- **Work required**
Extract every line that contains the word "color".

- **Material provided**

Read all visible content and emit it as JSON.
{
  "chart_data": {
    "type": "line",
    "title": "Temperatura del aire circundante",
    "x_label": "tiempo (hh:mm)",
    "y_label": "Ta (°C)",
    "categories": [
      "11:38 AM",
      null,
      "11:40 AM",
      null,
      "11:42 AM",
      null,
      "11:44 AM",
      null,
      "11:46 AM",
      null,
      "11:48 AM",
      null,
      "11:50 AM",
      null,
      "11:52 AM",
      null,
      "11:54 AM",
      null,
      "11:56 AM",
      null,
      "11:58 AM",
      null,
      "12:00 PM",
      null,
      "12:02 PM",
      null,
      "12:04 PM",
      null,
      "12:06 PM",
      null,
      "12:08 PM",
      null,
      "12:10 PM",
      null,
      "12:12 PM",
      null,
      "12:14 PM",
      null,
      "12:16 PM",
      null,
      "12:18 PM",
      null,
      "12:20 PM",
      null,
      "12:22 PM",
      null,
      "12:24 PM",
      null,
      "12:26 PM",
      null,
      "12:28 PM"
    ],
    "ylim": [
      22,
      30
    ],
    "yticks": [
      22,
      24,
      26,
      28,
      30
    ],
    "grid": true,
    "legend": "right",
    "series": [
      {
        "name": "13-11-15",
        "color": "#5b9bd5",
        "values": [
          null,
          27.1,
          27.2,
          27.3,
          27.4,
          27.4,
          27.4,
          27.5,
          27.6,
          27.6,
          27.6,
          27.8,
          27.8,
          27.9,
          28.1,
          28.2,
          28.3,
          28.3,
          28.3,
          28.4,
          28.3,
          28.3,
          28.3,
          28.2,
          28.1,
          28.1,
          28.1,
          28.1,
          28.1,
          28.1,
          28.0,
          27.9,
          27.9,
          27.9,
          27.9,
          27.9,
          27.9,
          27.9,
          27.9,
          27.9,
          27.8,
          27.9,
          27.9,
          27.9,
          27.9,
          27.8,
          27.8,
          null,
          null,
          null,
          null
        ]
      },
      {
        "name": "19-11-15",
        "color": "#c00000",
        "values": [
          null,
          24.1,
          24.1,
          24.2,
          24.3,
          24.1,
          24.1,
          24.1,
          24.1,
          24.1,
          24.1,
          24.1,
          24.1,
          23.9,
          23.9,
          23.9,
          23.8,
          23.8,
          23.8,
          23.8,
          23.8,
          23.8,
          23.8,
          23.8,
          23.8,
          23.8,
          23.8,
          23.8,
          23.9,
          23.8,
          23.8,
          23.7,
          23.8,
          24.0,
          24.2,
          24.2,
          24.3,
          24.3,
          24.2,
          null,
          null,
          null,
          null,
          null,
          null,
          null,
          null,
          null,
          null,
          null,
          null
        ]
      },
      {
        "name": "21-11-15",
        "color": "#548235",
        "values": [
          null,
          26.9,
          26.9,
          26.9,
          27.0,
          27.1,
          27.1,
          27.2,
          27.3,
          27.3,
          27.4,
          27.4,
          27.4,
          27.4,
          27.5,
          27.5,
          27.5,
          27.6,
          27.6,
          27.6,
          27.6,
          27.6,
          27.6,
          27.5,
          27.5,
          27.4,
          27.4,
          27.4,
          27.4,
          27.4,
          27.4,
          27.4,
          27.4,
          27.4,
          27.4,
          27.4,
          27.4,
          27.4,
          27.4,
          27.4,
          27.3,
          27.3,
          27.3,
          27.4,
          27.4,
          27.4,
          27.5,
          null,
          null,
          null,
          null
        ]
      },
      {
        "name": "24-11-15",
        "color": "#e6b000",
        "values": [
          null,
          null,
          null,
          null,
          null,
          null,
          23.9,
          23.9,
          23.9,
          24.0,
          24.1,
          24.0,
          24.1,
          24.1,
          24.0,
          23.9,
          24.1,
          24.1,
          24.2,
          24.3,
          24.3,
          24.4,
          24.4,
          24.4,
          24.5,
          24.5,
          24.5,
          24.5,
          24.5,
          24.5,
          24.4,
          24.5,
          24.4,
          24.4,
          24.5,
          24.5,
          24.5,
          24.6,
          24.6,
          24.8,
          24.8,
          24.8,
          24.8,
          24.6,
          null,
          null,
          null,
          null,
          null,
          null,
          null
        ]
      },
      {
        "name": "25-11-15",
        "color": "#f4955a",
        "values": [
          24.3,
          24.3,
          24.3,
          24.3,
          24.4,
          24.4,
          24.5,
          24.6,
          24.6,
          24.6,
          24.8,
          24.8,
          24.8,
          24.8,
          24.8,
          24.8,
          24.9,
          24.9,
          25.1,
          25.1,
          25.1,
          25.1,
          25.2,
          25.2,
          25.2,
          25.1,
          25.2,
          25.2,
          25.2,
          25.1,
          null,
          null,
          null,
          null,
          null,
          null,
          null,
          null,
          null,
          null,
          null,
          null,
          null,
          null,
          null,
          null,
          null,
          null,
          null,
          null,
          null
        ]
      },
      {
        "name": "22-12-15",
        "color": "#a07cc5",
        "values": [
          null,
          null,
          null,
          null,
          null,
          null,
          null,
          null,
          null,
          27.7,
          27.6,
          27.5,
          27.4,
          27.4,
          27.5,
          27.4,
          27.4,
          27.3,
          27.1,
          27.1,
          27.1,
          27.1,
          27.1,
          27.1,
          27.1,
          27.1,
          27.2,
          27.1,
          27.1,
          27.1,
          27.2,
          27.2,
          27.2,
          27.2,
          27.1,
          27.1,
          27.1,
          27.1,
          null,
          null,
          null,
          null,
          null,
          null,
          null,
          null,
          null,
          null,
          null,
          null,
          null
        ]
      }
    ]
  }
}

- **Result**
        "color": "#5b9bd5",
        "color": "#c00000",
        "color": "#548235",
        "color": "#e6b000",
        "color": "#f4955a",
        "color": "#a07cc5",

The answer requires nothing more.